→ **Work to do**: Give only the number of lines in the listing below where the string "กชาย" occurs.

→ **Data extract**:
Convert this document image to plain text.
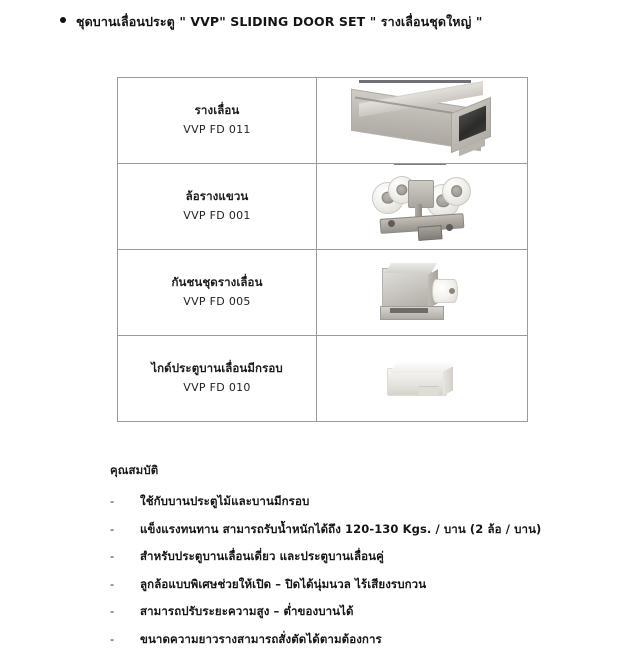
ชุดบานเลื่อนประตู " VVP" SLIDING DOOR SET " รางเลื่อนชุดใหญ่ "
รางเลื่อน
VVP FD 011	

ล้อรางแขวน
VVP FD 001	

กันชนชุดรางเลื่อน
VVP FD 005	

ไกด์ประตูบานเลื่อนมีกรอบ
VVP FD 010	

คุณสมบัติ
-	ใช้กับบานประตูไม้และบานมีกรอบ
-	แข็งแรงทนทาน สามารถรับน้ำหนักได้ถึง 120-130 Kgs. / บาน (2 ล้อ / บาน)
-	สำหรับประตูบานเลื่อนเดี่ยว และประตูบานเลื่อนคู่
-	ลูกล้อแบบพิเศษช่วยให้เปิด – ปิดได้นุ่มนวล ไร้เสียงรบกวน
-	สามารถปรับระยะความสูง – ต่ำของบานได้
-	ขนาดความยาวรางสามารถสั่งตัดได้ตามต้องการ
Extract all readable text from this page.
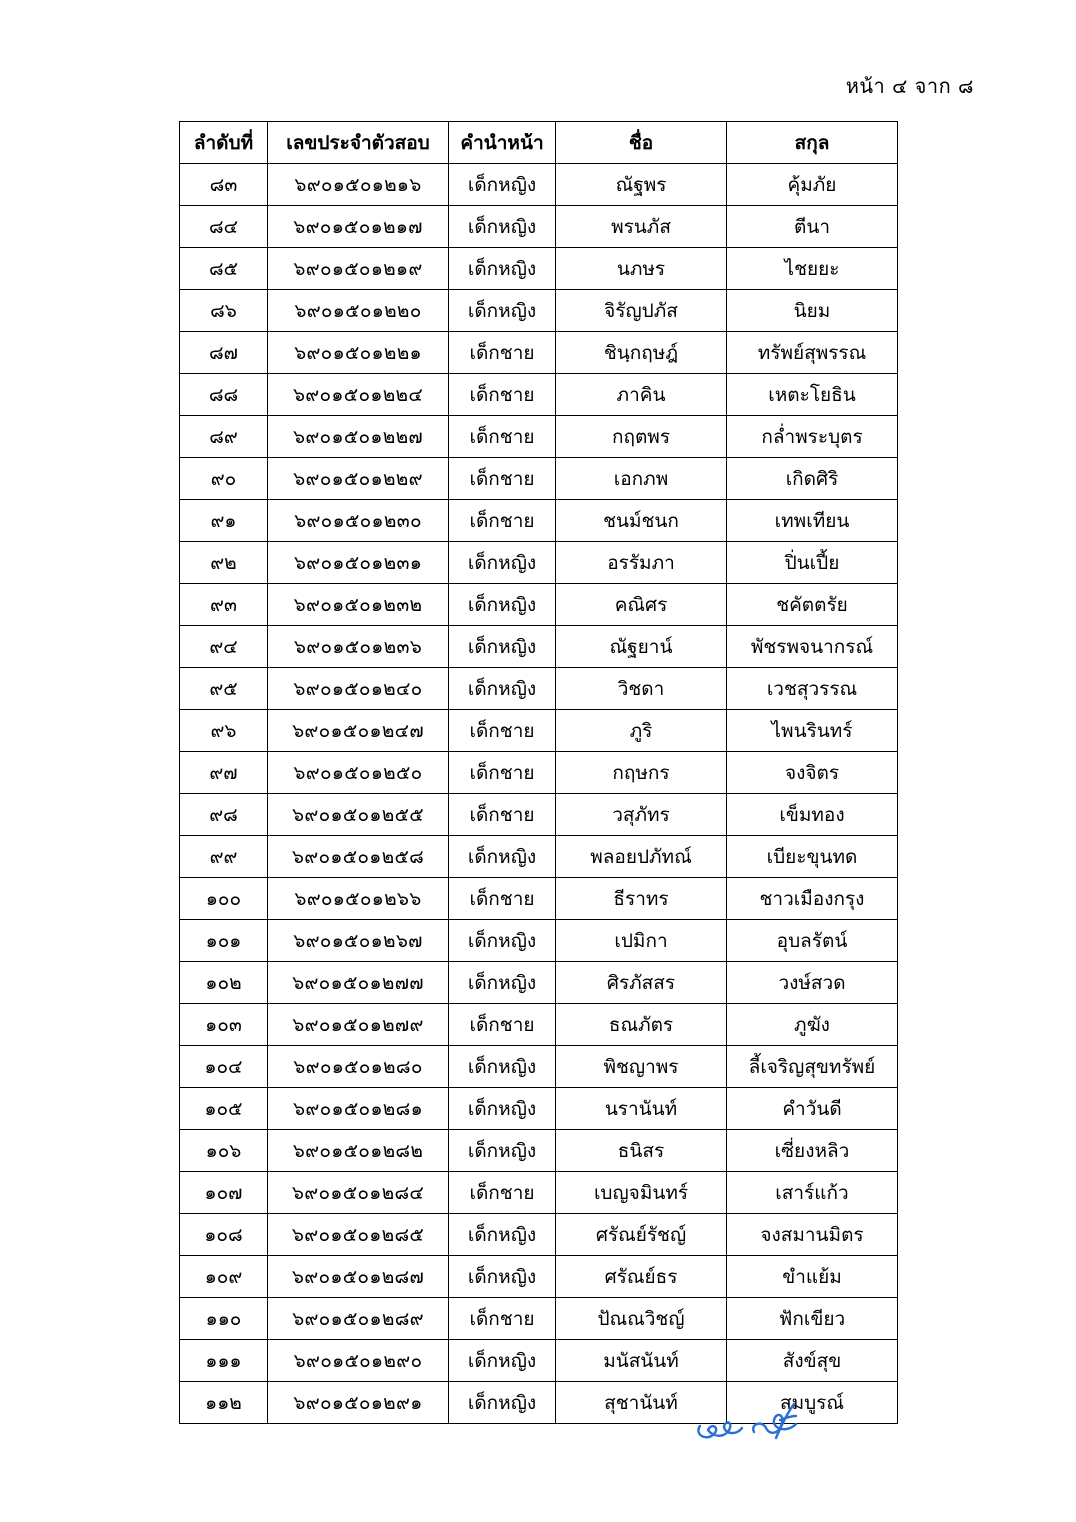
หน้า ๔ จาก ๘
ลำดับที่	เลขประจำตัวสอบ	คำนำหน้า	ชื่อ	สกุล
๘๓	๖๙๐๑๕๐๑๒๑๖	เด็กหญิง	ณัฐพร	คุ้มภัย
๘๔	๖๙๐๑๕๐๑๒๑๗	เด็กหญิง	พรนภัส	ตีนา
๘๕	๖๙๐๑๕๐๑๒๑๙	เด็กหญิง	นภษร	ไชยยะ
๘๖	๖๙๐๑๕๐๑๒๒๐	เด็กหญิง	จิรัญปภัส	นิยม
๘๗	๖๙๐๑๕๐๑๒๒๑	เด็กชาย	ชินฺกฤษฎ์	ทรัพย์สุพรรณ
๘๘	๖๙๐๑๕๐๑๒๒๔	เด็กชาย	ภาคิน	เหตะโยธิน
๘๙	๖๙๐๑๕๐๑๒๒๗	เด็กชาย	กฤตพร	กล่ำพระบุตร
๙๐	๖๙๐๑๕๐๑๒๒๙	เด็กชาย	เอกภพ	เกิดศิริ
๙๑	๖๙๐๑๕๐๑๒๓๐	เด็กชาย	ชนม์ชนก	เทพเทียน
๙๒	๖๙๐๑๕๐๑๒๓๑	เด็กหญิง	อรรัมภา	ปิ่นเปี้ย
๙๓	๖๙๐๑๕๐๑๒๓๒	เด็กหญิง	คณิศร	ชคัตตรัย
๙๔	๖๙๐๑๕๐๑๒๓๖	เด็กหญิง	ณัฐยาน์	พัชรพจนากรณ์
๙๕	๖๙๐๑๕๐๑๒๔๐	เด็กหญิง	วิชดา	เวชสุวรรณ
๙๖	๖๙๐๑๕๐๑๒๔๗	เด็กชาย	ภูริ	ไพนรินทร์
๙๗	๖๙๐๑๕๐๑๒๕๐	เด็กชาย	กฤษกร	จงจิตร
๙๘	๖๙๐๑๕๐๑๒๕๕	เด็กชาย	วสุภัทร	เข็มทอง
๙๙	๖๙๐๑๕๐๑๒๕๘	เด็กหญิง	พลอยปภัทณ์	เบียะขุนทด
๑๐๐	๖๙๐๑๕๐๑๒๖๖	เด็กชาย	ธีราทร	ชาวเมืองกรุง
๑๐๑	๖๙๐๑๕๐๑๒๖๗	เด็กหญิง	เปมิกา	อุบลรัตน์
๑๐๒	๖๙๐๑๕๐๑๒๗๗	เด็กหญิง	ศิรภัสสร	วงษ์สวด
๑๐๓	๖๙๐๑๕๐๑๒๗๙	เด็กชาย	ธณภัตร	ภูฆัง
๑๐๔	๖๙๐๑๕๐๑๒๘๐	เด็กหญิง	พิชญาพร	ลี้เจริญสุขทรัพย์
๑๐๕	๖๙๐๑๕๐๑๒๘๑	เด็กหญิง	นรานันท์	คำวันดี
๑๐๖	๖๙๐๑๕๐๑๒๘๒	เด็กหญิง	ธนิสร	เซี่ยงหลิว
๑๐๗	๖๙๐๑๕๐๑๒๘๔	เด็กชาย	เบญจมินทร์	เสาร์แก้ว
๑๐๘	๖๙๐๑๕๐๑๒๘๕	เด็กหญิง	ศรัณย์รัชญ์	จงสมานมิตร
๑๐๙	๖๙๐๑๕๐๑๒๘๗	เด็กหญิง	ศรัณย์ธร	ขำแย้ม
๑๑๐	๖๙๐๑๕๐๑๒๘๙	เด็กชาย	ปัณณวิชญ์	ฟักเขียว
๑๑๑	๖๙๐๑๕๐๑๒๙๐	เด็กหญิง	มนัสนันท์	สังข์สุข
๑๑๒	๖๙๐๑๕๐๑๒๙๑	เด็กหญิง	สุชานันท์	สมบูรณ์
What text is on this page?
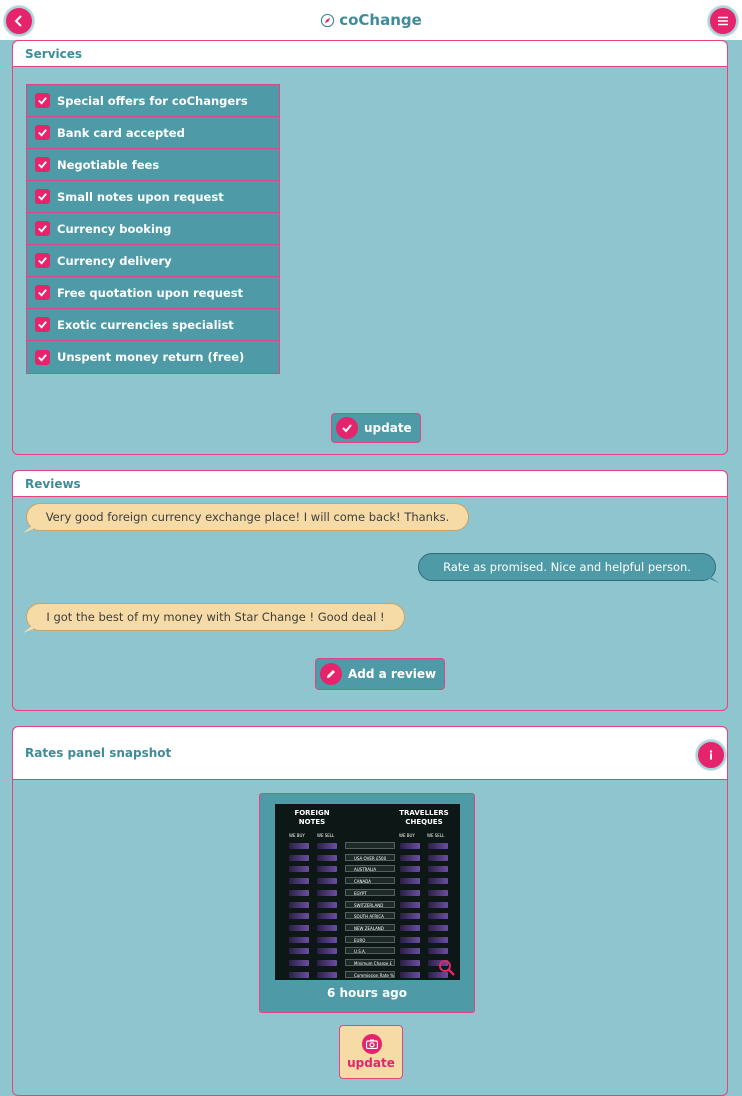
coChange
Services
Special offers for coChangers
Bank card accepted
Negotiable fees
Small notes upon request
Currency booking
Currency delivery
Free quotation upon request
Exotic currencies specialist
Unspent money return (free)
update
Reviews
Very good foreign currency exchange place! I will come back! Thanks.
Rate as promised. Nice and helpful person.
I got the best of my money with Star Change ! Good deal !
Add a review
Rates panel snapshot
FOREIGN
NOTES
TRAVELLERS
CHEQUES
WE BUY	WE SELL	WE BUY	WE SELL
USA OVER £500
AUSTRALIA
CANADA
EGYPT
SWITZERLAND
SOUTH AFRICA
NEW ZEALAND
EURO
U.S.A.
Minimum Charge £
Commission Rate %
6 hours ago
update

→ **Answer for this exercise**: 12